— Begin The records —
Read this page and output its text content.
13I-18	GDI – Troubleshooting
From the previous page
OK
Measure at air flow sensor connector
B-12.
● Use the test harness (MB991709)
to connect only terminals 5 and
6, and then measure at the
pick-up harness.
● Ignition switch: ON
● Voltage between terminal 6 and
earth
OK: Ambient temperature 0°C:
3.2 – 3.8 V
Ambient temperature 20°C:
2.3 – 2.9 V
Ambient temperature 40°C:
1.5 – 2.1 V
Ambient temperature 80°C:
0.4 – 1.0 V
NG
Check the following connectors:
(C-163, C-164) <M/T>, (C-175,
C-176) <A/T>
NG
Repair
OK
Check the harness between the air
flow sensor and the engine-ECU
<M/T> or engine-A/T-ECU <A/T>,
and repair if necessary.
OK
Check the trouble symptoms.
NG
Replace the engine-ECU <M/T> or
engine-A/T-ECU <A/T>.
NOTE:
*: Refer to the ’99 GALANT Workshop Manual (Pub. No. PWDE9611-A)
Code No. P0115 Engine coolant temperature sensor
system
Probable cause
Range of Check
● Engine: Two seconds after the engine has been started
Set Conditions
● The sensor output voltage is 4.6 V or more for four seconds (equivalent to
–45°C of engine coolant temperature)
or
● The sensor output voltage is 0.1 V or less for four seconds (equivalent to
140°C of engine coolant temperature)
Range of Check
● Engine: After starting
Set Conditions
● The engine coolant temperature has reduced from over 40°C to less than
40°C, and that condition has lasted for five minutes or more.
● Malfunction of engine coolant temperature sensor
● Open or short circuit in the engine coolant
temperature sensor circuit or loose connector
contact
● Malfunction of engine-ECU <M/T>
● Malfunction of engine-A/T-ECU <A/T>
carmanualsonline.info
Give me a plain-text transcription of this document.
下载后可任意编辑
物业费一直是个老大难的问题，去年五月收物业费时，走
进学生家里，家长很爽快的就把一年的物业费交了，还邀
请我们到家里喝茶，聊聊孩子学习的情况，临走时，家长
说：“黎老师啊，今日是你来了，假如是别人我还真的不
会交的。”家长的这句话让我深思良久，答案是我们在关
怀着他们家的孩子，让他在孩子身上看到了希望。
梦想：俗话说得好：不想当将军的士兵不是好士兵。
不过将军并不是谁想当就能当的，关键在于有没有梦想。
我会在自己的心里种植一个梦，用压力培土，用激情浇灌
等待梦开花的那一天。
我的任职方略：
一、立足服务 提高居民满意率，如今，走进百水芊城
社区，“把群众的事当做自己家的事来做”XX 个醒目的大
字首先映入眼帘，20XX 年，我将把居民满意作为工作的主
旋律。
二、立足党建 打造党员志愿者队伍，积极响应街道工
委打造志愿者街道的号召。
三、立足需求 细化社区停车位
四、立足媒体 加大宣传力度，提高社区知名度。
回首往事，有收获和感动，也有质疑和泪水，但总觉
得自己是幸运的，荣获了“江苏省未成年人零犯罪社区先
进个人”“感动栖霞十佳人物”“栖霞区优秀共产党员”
— End The records —
**Directive**. Return the material in full, exactly as shown.

**In response**.
Read this page and output its text content.
13I-18	GDI – Troubleshooting
From the previous page
OK
Measure at air flow sensor connector
B-12.
● Use the test harness (MB991709)
to connect only terminals 5 and
6, and then measure at the
pick-up harness.
● Ignition switch: ON
● Voltage between terminal 6 and
earth
OK: Ambient temperature 0°C:
3.2 – 3.8 V
Ambient temperature 20°C:
2.3 – 2.9 V
Ambient temperature 40°C:
1.5 – 2.1 V
Ambient temperature 80°C:
0.4 – 1.0 V
NG
Check the following connectors:
(C-163, C-164) <M/T>, (C-175,
C-176) <A/T>
NG
Repair
OK
Check the harness between the air
flow sensor and the engine-ECU
<M/T> or engine-A/T-ECU <A/T>,
and repair if necessary.
OK
Check the trouble symptoms.
NG
Replace the engine-ECU <M/T> or
engine-A/T-ECU <A/T>.
NOTE:
*: Refer to the ’99 GALANT Workshop Manual (Pub. No. PWDE9611-A)
Code No. P0115 Engine coolant temperature sensor
system
Probable cause
Range of Check
● Engine: Two seconds after the engine has been started
Set Conditions
● The sensor output voltage is 4.6 V or more for four seconds (equivalent to
–45°C of engine coolant temperature)
or
● The sensor output voltage is 0.1 V or less for four seconds (equivalent to
140°C of engine coolant temperature)
Range of Check
● Engine: After starting
Set Conditions
● The engine coolant temperature has reduced from over 40°C to less than
40°C, and that condition has lasted for five minutes or more.
● Malfunction of engine coolant temperature sensor
● Open or short circuit in the engine coolant
temperature sensor circuit or loose connector
contact
● Malfunction of engine-ECU <M/T>
● Malfunction of engine-A/T-ECU <A/T>
carmanualsonline.info
Give me a plain-text transcription of this document.
下载后可任意编辑
物业费一直是个老大难的问题，去年五月收物业费时，走
进学生家里，家长很爽快的就把一年的物业费交了，还邀
请我们到家里喝茶，聊聊孩子学习的情况，临走时，家长
说：“黎老师啊，今日是你来了，假如是别人我还真的不
会交的。”家长的这句话让我深思良久，答案是我们在关
怀着他们家的孩子，让他在孩子身上看到了希望。
梦想：俗话说得好：不想当将军的士兵不是好士兵。
不过将军并不是谁想当就能当的，关键在于有没有梦想。
我会在自己的心里种植一个梦，用压力培土，用激情浇灌
等待梦开花的那一天。
我的任职方略：
一、立足服务 提高居民满意率，如今，走进百水芊城
社区，“把群众的事当做自己家的事来做”XX 个醒目的大
字首先映入眼帘，20XX 年，我将把居民满意作为工作的主
旋律。
二、立足党建 打造党员志愿者队伍，积极响应街道工
委打造志愿者街道的号召。
三、立足需求 细化社区停车位
四、立足媒体 加大宣传力度，提高社区知名度。
回首往事，有收获和感动，也有质疑和泪水，但总觉
得自己是幸运的，荣获了“江苏省未成年人零犯罪社区先
进个人”“感动栖霞十佳人物”“栖霞区优秀共产党员”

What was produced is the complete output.